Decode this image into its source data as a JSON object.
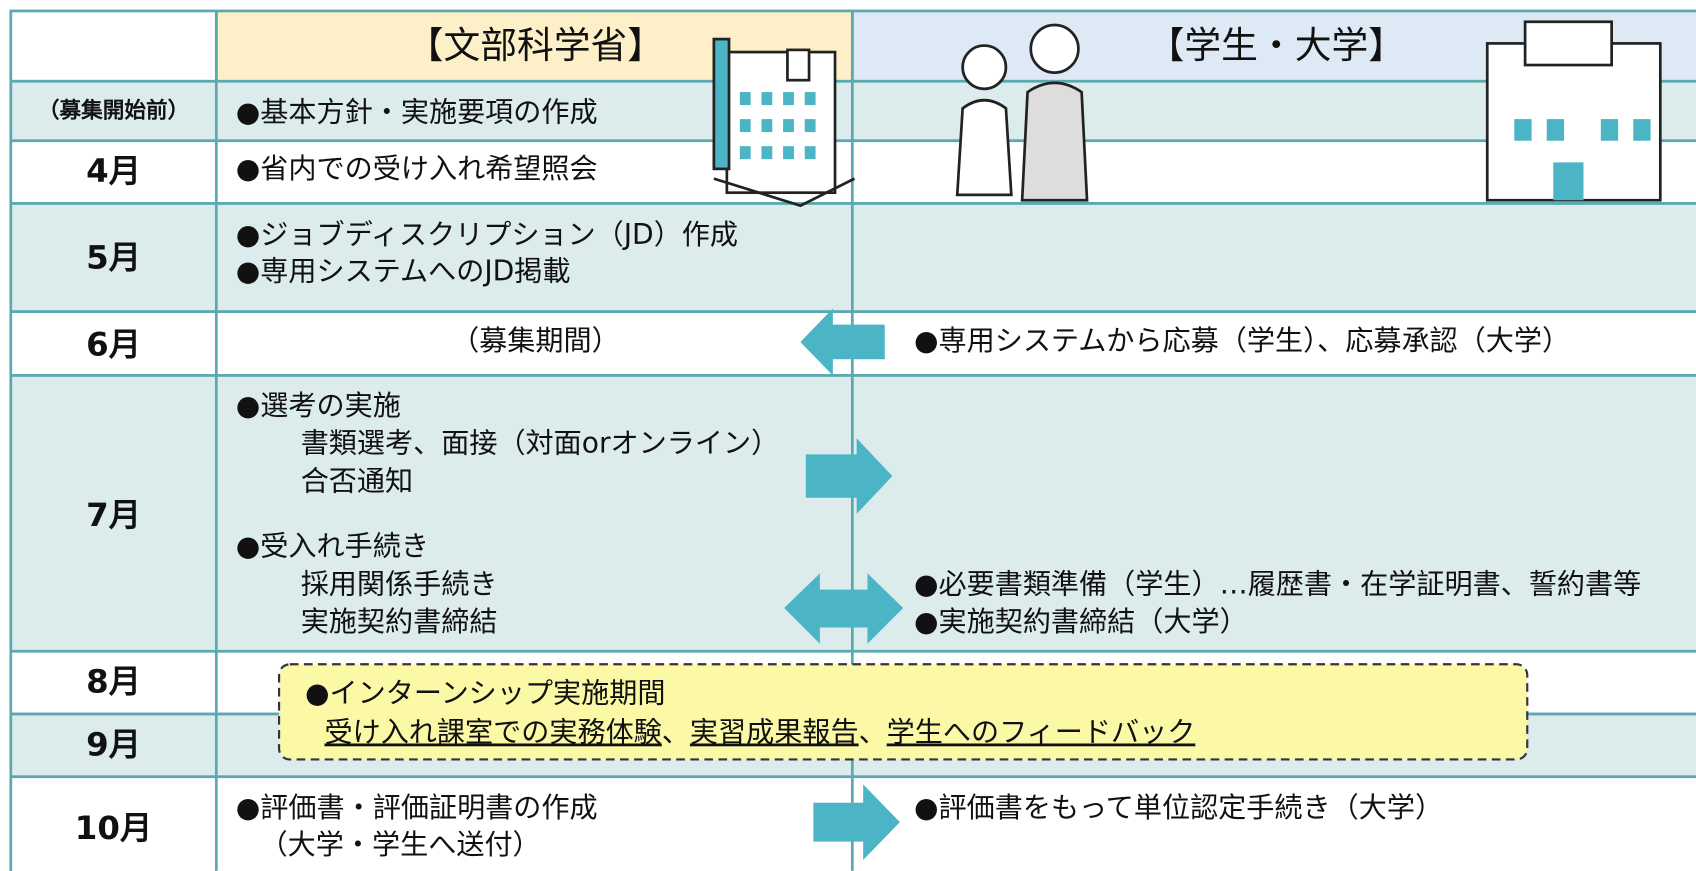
{
  "header": {
    "ministry": "【文部科学省】",
    "students": "【学生・大学】"
  },
  "rows": [
    {
      "month": "（募集開始前）",
      "ministry": [
        "●基本方針・実施要項の作成"
      ]
    },
    {
      "month": "4月",
      "ministry": [
        "●省内での受け入れ希望照会"
      ]
    },
    {
      "month": "5月",
      "ministry": [
        "●ジョブディスクリプション（JD）作成",
        "●専用システムへのJD掲載"
      ]
    },
    {
      "month": "6月",
      "ministry": [
        "（募集期間）"
      ],
      "students": [
        "●専用システムから応募（学生）、応募承認（大学）"
      ]
    },
    {
      "month": "7月",
      "ministry": [
        "●選考の実施",
        "書類選考、面接（対面orオンライン）",
        "合否通知",
        "●受入れ手続き",
        "採用関係手続き",
        "実施契約書締結"
      ],
      "students": [
        "●必要書類準備（学生）…履歴書・在学証明書、誓約書等",
        "●実施契約書締結（大学）"
      ]
    },
    {
      "month": "8月"
    },
    {
      "month": "9月"
    },
    {
      "month": "10月",
      "ministry": [
        "●評価書・評価証明書の作成",
        "（大学・学生へ送付）"
      ],
      "students": [
        "●評価書をもって単位認定手続き（大学）"
      ]
    }
  ],
  "internship": {
    "title": "●インターンシップ実施期間",
    "items": [
      "受け入れ課室での実務体験",
      "実習成果報告",
      "学生へのフィードバック"
    ],
    "separator": "、"
  }
}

> [YOUR OBJECTIVE]: All entries are to be retyped exactly. Omit any embedded images.

> [CORRECT OUTPUT]:
Decode this image into its source data as a JSON object.
{
  "header": {
    "ministry": "【文部科学省】",
    "students": "【学生・大学】"
  },
  "rows": [
    {
      "month": "（募集開始前）",
      "ministry": [
        "●基本方針・実施要項の作成"
      ]
    },
    {
      "month": "4月",
      "ministry": [
        "●省内での受け入れ希望照会"
      ]
    },
    {
      "month": "5月",
      "ministry": [
        "●ジョブディスクリプション（JD）作成",
        "●専用システムへのJD掲載"
      ]
    },
    {
      "month": "6月",
      "ministry": [
        "（募集期間）"
      ],
      "students": [
        "●専用システムから応募（学生）、応募承認（大学）"
      ]
    },
    {
      "month": "7月",
      "ministry": [
        "●選考の実施",
        "書類選考、面接（対面orオンライン）",
        "合否通知",
        "●受入れ手続き",
        "採用関係手続き",
        "実施契約書締結"
      ],
      "students": [
        "●必要書類準備（学生）…履歴書・在学証明書、誓約書等",
        "●実施契約書締結（大学）"
      ]
    },
    {
      "month": "8月"
    },
    {
      "month": "9月"
    },
    {
      "month": "10月",
      "ministry": [
        "●評価書・評価証明書の作成",
        "（大学・学生へ送付）"
      ],
      "students": [
        "●評価書をもって単位認定手続き（大学）"
      ]
    }
  ],
  "internship": {
    "title": "●インターンシップ実施期間",
    "items": [
      "受け入れ課室での実務体験",
      "実習成果報告",
      "学生へのフィードバック"
    ],
    "separator": "、"
  }
}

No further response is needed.